= PROBLEM TO WORK ON =
Write every record out again exactly, and keep images out of it.

= RECORD EXCERPTS =
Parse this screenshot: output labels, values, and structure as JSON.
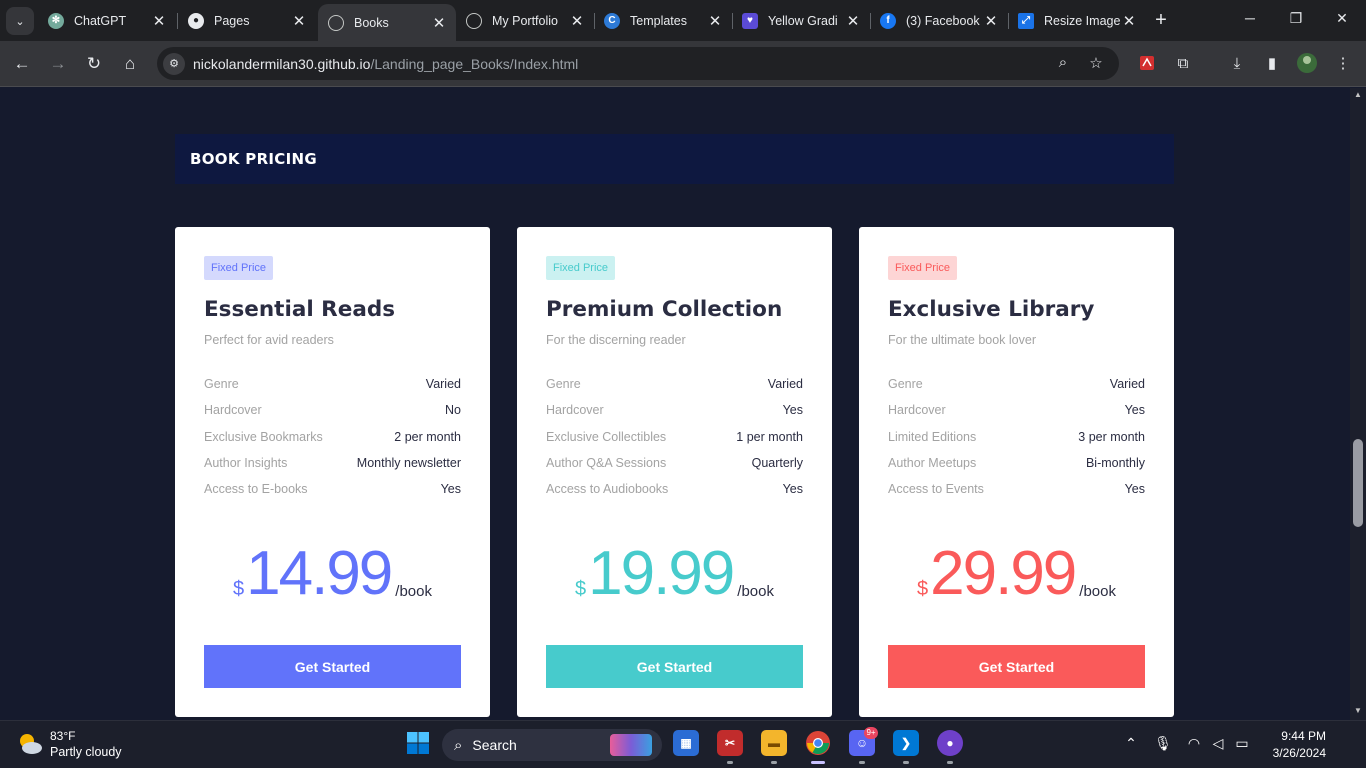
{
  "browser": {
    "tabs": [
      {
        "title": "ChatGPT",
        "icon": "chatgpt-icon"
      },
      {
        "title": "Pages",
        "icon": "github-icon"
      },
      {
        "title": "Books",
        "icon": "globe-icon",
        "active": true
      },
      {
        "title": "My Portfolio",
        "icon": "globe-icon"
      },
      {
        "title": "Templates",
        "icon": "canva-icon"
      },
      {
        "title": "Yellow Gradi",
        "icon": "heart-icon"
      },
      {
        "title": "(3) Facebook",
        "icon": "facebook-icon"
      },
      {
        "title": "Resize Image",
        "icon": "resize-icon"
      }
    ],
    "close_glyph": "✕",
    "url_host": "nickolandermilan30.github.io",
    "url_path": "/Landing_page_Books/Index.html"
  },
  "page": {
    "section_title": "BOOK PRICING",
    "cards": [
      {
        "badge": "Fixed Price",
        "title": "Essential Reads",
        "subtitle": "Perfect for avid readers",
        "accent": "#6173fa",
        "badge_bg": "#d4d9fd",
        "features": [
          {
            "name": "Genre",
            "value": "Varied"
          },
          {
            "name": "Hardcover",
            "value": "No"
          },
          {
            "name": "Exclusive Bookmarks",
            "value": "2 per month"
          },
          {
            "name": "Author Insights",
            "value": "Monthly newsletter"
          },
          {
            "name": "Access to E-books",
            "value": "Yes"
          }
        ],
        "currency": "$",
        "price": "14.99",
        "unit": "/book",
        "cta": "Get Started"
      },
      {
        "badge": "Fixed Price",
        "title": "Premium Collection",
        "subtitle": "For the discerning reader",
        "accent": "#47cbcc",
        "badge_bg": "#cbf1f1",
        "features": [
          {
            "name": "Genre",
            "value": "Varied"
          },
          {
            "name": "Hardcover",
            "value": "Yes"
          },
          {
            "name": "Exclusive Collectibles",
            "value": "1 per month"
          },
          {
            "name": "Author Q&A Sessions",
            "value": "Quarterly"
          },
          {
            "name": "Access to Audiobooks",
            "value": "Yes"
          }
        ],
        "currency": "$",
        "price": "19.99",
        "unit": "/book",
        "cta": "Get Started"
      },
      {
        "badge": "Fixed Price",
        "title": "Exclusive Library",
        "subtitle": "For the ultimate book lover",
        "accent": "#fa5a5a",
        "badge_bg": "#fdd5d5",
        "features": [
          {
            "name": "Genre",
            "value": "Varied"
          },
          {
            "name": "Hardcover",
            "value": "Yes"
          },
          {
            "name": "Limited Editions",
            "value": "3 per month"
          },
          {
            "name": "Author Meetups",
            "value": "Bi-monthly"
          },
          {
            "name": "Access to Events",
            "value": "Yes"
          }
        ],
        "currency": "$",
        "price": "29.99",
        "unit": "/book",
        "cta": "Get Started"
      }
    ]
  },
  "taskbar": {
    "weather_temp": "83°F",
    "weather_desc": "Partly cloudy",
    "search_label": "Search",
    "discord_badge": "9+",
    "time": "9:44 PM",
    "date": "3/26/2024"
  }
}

= CORRECT RESULT =
Parse this screenshot: output labels, values, and structure as JSON.
{
  "browser": {
    "tabs": [
      {
        "title": "ChatGPT",
        "icon": "chatgpt-icon"
      },
      {
        "title": "Pages",
        "icon": "github-icon"
      },
      {
        "title": "Books",
        "icon": "globe-icon",
        "active": true
      },
      {
        "title": "My Portfolio",
        "icon": "globe-icon"
      },
      {
        "title": "Templates",
        "icon": "canva-icon"
      },
      {
        "title": "Yellow Gradi",
        "icon": "heart-icon"
      },
      {
        "title": "(3) Facebook",
        "icon": "facebook-icon"
      },
      {
        "title": "Resize Image",
        "icon": "resize-icon"
      }
    ],
    "close_glyph": "✕",
    "url_host": "nickolandermilan30.github.io",
    "url_path": "/Landing_page_Books/Index.html"
  },
  "page": {
    "section_title": "BOOK PRICING",
    "cards": [
      {
        "badge": "Fixed Price",
        "title": "Essential Reads",
        "subtitle": "Perfect for avid readers",
        "accent": "#6173fa",
        "badge_bg": "#d4d9fd",
        "features": [
          {
            "name": "Genre",
            "value": "Varied"
          },
          {
            "name": "Hardcover",
            "value": "No"
          },
          {
            "name": "Exclusive Bookmarks",
            "value": "2 per month"
          },
          {
            "name": "Author Insights",
            "value": "Monthly newsletter"
          },
          {
            "name": "Access to E-books",
            "value": "Yes"
          }
        ],
        "currency": "$",
        "price": "14.99",
        "unit": "/book",
        "cta": "Get Started"
      },
      {
        "badge": "Fixed Price",
        "title": "Premium Collection",
        "subtitle": "For the discerning reader",
        "accent": "#47cbcc",
        "badge_bg": "#cbf1f1",
        "features": [
          {
            "name": "Genre",
            "value": "Varied"
          },
          {
            "name": "Hardcover",
            "value": "Yes"
          },
          {
            "name": "Exclusive Collectibles",
            "value": "1 per month"
          },
          {
            "name": "Author Q&A Sessions",
            "value": "Quarterly"
          },
          {
            "name": "Access to Audiobooks",
            "value": "Yes"
          }
        ],
        "currency": "$",
        "price": "19.99",
        "unit": "/book",
        "cta": "Get Started"
      },
      {
        "badge": "Fixed Price",
        "title": "Exclusive Library",
        "subtitle": "For the ultimate book lover",
        "accent": "#fa5a5a",
        "badge_bg": "#fdd5d5",
        "features": [
          {
            "name": "Genre",
            "value": "Varied"
          },
          {
            "name": "Hardcover",
            "value": "Yes"
          },
          {
            "name": "Limited Editions",
            "value": "3 per month"
          },
          {
            "name": "Author Meetups",
            "value": "Bi-monthly"
          },
          {
            "name": "Access to Events",
            "value": "Yes"
          }
        ],
        "currency": "$",
        "price": "29.99",
        "unit": "/book",
        "cta": "Get Started"
      }
    ]
  },
  "taskbar": {
    "weather_temp": "83°F",
    "weather_desc": "Partly cloudy",
    "search_label": "Search",
    "discord_badge": "9+",
    "time": "9:44 PM",
    "date": "3/26/2024"
  }
}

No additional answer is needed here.